--- WHAT IS BEING ASKED ---
Pick out each line below containing "walahul".

* * *

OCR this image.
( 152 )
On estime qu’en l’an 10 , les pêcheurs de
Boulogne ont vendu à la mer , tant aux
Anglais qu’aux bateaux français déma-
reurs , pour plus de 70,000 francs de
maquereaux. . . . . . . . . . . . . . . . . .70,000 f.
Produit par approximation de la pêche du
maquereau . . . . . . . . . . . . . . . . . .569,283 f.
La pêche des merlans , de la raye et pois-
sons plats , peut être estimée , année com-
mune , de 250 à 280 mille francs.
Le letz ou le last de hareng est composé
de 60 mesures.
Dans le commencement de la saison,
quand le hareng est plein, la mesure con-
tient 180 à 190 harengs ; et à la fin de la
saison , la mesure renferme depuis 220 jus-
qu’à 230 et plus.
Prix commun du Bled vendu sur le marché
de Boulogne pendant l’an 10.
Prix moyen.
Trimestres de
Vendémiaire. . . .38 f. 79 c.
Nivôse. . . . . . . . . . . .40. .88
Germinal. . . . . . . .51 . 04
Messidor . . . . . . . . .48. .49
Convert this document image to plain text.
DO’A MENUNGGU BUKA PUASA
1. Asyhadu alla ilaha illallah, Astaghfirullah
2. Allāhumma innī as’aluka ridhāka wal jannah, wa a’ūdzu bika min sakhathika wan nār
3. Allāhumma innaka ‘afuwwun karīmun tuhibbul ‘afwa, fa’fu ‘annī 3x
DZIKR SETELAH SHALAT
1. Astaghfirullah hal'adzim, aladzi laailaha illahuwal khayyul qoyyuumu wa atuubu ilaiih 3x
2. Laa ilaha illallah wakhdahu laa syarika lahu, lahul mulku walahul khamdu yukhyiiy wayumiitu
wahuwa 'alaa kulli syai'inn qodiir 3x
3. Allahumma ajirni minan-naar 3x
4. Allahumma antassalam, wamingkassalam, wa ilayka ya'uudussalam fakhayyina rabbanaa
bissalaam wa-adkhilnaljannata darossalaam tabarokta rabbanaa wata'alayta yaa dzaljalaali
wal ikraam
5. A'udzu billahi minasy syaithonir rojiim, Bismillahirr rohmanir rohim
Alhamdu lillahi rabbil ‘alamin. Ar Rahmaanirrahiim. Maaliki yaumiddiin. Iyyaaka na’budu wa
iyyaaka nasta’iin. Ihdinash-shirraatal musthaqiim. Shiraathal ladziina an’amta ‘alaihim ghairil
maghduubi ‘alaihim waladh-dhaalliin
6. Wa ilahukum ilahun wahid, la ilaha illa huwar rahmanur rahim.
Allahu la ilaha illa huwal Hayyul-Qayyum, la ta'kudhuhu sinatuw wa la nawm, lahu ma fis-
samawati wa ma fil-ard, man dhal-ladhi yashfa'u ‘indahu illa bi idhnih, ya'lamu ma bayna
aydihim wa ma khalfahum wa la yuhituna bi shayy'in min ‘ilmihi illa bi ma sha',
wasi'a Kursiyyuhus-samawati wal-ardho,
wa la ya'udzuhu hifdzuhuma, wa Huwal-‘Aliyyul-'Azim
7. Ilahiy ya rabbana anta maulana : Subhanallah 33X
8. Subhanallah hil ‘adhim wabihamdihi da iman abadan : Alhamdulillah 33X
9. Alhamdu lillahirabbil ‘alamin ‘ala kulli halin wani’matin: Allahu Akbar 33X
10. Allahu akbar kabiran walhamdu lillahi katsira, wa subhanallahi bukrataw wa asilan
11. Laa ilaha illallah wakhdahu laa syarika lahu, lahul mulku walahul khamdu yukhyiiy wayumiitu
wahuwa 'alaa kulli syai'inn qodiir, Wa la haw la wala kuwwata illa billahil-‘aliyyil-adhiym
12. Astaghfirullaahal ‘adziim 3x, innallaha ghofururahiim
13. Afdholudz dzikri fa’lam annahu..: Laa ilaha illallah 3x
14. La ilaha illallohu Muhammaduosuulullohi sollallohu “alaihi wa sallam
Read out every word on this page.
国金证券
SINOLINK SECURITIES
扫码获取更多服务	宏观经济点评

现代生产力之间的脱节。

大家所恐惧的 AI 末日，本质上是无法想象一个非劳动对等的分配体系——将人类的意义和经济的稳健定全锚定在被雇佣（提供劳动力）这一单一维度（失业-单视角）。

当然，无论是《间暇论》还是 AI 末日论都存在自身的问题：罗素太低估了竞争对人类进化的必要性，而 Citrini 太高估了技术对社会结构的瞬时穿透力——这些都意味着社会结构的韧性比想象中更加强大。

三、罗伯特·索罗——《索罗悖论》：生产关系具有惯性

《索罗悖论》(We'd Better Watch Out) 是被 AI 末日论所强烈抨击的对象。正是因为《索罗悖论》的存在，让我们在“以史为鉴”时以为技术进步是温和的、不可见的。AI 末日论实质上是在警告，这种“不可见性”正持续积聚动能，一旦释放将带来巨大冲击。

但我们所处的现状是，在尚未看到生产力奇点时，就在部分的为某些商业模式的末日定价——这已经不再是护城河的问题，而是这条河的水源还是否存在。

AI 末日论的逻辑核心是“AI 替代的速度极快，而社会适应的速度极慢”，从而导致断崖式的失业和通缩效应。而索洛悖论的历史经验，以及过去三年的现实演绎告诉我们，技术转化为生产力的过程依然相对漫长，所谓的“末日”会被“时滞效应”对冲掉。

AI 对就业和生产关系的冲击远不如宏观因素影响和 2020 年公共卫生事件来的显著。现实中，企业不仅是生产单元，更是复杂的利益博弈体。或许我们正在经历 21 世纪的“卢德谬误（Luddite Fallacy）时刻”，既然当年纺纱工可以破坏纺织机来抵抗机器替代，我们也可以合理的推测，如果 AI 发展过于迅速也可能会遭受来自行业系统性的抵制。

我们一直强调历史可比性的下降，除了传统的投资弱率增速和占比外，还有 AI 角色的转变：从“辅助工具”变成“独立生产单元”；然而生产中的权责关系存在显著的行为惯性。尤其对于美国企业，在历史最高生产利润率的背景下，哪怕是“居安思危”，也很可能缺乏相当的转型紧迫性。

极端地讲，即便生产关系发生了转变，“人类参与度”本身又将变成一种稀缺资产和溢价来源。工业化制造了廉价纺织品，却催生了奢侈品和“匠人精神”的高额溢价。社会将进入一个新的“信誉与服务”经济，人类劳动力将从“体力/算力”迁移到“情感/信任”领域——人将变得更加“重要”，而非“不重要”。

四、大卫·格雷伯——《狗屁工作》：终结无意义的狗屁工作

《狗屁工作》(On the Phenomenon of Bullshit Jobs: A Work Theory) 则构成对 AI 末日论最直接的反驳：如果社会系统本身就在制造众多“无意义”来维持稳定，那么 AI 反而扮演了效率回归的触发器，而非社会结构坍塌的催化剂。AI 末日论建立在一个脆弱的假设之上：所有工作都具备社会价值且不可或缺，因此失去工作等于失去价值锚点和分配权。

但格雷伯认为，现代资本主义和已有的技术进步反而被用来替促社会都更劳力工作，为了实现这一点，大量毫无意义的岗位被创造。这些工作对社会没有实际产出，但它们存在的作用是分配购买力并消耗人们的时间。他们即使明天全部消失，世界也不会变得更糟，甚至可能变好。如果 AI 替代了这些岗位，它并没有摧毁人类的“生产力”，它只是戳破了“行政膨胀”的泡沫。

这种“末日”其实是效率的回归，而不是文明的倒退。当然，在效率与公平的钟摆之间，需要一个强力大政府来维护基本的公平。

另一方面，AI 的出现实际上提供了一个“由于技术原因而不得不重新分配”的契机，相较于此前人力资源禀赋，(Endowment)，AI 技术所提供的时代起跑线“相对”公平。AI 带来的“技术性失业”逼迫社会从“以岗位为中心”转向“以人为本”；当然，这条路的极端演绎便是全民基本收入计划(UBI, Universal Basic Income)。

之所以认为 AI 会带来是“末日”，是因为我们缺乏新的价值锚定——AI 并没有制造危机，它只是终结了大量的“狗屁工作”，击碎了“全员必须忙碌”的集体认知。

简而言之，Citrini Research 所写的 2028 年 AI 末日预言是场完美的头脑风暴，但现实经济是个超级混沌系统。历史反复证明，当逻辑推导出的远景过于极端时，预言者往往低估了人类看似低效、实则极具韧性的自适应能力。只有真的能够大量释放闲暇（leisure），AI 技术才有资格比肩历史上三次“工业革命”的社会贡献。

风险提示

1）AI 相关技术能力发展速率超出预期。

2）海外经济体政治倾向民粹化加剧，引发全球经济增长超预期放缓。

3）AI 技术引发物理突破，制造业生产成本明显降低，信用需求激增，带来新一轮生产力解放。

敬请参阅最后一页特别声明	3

* * *

--- TASK ANSWER ---
2. Laa ilaha illallah wakhdahu laa syarika lahu, lahul mulku walahul khamdu yukhyiiy wayumiitu
11. Laa ilaha illallah wakhdahu laa syarika lahu, lahul mulku walahul khamdu yukhyiiy wayumiitu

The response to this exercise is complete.